> [Exercise brief]: Every line holding the word "Energy" counts once. Give the total, nothing more.

> [Data records]:
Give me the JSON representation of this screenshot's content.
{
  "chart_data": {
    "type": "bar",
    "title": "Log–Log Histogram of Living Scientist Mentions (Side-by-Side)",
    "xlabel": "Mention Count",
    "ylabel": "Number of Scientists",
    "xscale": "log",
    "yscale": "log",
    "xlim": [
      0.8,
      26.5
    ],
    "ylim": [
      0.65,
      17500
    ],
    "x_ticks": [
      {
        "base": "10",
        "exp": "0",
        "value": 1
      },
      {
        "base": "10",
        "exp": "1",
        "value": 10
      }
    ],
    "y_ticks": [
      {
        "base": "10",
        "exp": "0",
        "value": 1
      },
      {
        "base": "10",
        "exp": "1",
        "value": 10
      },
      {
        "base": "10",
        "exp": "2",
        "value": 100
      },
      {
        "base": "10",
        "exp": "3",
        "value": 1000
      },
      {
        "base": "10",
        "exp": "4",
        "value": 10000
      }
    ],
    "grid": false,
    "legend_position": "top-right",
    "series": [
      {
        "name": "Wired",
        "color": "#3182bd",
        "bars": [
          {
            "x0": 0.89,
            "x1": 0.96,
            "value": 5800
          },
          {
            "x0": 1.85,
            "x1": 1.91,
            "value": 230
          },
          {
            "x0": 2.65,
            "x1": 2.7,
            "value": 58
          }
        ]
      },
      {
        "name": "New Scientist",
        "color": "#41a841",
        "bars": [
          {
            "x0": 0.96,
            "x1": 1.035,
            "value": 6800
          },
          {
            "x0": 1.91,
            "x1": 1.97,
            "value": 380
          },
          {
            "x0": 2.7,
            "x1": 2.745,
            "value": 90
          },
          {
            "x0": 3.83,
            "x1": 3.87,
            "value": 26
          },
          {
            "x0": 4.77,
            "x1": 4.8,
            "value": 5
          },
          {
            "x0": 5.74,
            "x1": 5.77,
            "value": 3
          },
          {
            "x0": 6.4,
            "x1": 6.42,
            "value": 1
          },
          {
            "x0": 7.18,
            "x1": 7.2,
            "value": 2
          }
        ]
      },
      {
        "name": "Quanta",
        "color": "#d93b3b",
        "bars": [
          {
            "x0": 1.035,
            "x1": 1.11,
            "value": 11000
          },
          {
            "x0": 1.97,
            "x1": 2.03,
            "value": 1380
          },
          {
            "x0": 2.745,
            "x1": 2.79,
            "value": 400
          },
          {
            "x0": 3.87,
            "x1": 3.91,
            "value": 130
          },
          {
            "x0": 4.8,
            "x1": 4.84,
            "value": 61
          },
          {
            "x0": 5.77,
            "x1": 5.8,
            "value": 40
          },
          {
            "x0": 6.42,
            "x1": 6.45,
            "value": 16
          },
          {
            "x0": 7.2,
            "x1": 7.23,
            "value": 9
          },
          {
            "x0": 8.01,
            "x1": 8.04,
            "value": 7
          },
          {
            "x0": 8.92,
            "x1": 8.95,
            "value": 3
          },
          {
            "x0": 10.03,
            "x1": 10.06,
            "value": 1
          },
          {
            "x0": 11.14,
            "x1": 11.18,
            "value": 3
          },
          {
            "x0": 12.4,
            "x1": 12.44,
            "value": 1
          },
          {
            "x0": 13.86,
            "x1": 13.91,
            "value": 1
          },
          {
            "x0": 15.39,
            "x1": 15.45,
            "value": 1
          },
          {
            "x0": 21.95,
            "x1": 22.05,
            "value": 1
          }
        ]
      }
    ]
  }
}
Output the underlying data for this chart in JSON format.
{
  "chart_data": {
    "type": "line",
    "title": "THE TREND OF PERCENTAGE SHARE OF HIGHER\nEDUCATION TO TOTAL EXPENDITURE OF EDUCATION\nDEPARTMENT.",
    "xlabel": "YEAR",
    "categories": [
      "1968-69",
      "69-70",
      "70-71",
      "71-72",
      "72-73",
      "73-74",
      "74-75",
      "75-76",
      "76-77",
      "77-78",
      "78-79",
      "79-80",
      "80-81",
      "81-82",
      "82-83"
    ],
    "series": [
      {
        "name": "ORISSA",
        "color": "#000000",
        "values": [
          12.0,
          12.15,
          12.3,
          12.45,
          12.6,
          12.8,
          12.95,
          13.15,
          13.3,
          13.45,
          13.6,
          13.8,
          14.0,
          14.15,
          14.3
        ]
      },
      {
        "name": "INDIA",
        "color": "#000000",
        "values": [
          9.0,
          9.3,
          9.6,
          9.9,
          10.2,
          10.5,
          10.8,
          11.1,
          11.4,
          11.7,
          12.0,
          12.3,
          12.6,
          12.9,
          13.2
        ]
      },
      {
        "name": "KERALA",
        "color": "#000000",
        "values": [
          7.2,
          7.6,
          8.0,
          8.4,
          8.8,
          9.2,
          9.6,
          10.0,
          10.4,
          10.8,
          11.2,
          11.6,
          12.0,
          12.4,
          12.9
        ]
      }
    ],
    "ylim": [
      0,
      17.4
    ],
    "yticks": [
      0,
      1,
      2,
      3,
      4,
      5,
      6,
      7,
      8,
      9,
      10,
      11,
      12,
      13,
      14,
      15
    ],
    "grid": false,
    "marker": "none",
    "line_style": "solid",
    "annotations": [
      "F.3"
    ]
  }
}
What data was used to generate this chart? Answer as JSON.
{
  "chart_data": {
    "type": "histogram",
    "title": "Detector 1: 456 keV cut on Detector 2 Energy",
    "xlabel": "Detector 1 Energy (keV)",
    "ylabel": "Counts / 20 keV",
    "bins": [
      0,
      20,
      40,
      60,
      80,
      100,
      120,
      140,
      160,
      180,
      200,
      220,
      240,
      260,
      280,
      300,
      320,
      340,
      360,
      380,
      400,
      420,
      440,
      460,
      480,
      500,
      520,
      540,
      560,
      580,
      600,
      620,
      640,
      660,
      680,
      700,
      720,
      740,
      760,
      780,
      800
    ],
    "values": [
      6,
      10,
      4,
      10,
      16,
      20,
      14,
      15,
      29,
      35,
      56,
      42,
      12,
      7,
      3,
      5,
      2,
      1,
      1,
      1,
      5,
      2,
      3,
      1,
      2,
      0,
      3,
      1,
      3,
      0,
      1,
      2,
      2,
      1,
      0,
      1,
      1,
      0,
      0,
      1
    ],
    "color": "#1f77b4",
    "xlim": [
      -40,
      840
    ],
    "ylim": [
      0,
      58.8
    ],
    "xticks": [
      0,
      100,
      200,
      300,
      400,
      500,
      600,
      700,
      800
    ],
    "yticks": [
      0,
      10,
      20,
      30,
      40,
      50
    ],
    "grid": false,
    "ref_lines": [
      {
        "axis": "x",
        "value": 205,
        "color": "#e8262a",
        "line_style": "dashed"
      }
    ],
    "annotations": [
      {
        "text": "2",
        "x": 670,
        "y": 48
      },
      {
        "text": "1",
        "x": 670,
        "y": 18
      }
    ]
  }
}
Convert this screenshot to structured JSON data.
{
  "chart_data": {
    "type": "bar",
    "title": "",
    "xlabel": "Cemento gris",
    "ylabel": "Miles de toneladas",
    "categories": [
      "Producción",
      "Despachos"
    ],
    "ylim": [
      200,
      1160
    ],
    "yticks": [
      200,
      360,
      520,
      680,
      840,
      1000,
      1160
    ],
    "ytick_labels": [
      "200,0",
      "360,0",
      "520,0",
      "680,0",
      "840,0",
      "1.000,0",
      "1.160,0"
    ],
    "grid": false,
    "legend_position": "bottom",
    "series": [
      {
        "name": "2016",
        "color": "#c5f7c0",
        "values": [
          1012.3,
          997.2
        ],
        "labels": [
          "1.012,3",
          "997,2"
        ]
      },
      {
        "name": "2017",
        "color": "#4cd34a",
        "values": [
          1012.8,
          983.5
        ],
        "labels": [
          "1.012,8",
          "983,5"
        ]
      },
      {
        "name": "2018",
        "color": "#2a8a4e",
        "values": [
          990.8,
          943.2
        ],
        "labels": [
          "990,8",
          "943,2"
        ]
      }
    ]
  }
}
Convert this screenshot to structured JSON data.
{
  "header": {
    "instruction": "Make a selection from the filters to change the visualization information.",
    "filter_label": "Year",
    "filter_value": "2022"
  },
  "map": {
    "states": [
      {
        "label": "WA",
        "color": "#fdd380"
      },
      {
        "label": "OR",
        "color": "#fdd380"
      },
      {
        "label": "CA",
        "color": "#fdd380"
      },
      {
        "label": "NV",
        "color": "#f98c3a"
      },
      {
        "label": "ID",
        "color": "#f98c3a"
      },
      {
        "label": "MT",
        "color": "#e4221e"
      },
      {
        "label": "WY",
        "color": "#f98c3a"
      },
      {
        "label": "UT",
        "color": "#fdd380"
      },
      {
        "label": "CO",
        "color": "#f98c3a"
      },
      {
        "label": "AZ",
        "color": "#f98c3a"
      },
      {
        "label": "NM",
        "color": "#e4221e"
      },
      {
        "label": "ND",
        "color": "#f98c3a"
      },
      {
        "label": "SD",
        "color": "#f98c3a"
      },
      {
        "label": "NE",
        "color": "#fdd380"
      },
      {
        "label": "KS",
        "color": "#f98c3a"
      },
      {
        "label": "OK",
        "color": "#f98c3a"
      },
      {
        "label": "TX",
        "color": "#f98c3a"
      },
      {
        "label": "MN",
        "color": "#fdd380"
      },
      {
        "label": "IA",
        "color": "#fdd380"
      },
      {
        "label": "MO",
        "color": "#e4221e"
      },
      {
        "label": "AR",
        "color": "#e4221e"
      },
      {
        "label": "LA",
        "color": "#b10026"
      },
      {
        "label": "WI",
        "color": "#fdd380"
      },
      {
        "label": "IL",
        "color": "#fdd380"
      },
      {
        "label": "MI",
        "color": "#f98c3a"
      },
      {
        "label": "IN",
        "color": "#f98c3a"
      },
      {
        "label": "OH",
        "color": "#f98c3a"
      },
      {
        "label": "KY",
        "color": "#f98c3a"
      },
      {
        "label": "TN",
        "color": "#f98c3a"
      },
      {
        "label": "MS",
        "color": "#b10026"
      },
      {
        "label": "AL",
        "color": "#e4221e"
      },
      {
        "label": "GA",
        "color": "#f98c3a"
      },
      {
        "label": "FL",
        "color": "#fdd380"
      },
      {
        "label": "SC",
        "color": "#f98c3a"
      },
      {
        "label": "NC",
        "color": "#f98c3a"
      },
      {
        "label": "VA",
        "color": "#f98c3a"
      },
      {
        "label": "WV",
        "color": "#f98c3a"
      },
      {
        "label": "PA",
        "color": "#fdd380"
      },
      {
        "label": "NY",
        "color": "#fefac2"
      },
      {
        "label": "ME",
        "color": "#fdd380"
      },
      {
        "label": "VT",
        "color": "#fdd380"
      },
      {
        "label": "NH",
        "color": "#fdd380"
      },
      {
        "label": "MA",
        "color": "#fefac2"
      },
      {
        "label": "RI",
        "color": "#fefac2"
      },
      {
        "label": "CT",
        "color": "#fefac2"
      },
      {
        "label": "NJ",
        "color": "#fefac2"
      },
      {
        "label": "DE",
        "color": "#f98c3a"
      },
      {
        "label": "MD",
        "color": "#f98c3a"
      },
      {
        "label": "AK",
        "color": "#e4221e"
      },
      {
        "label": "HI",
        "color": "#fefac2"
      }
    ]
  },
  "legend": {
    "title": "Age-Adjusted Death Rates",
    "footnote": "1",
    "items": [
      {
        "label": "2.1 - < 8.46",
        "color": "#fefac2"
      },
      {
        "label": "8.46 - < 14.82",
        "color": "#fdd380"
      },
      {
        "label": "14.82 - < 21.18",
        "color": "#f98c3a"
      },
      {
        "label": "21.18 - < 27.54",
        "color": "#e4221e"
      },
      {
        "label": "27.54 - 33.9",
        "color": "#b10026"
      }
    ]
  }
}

> [Answer]: 2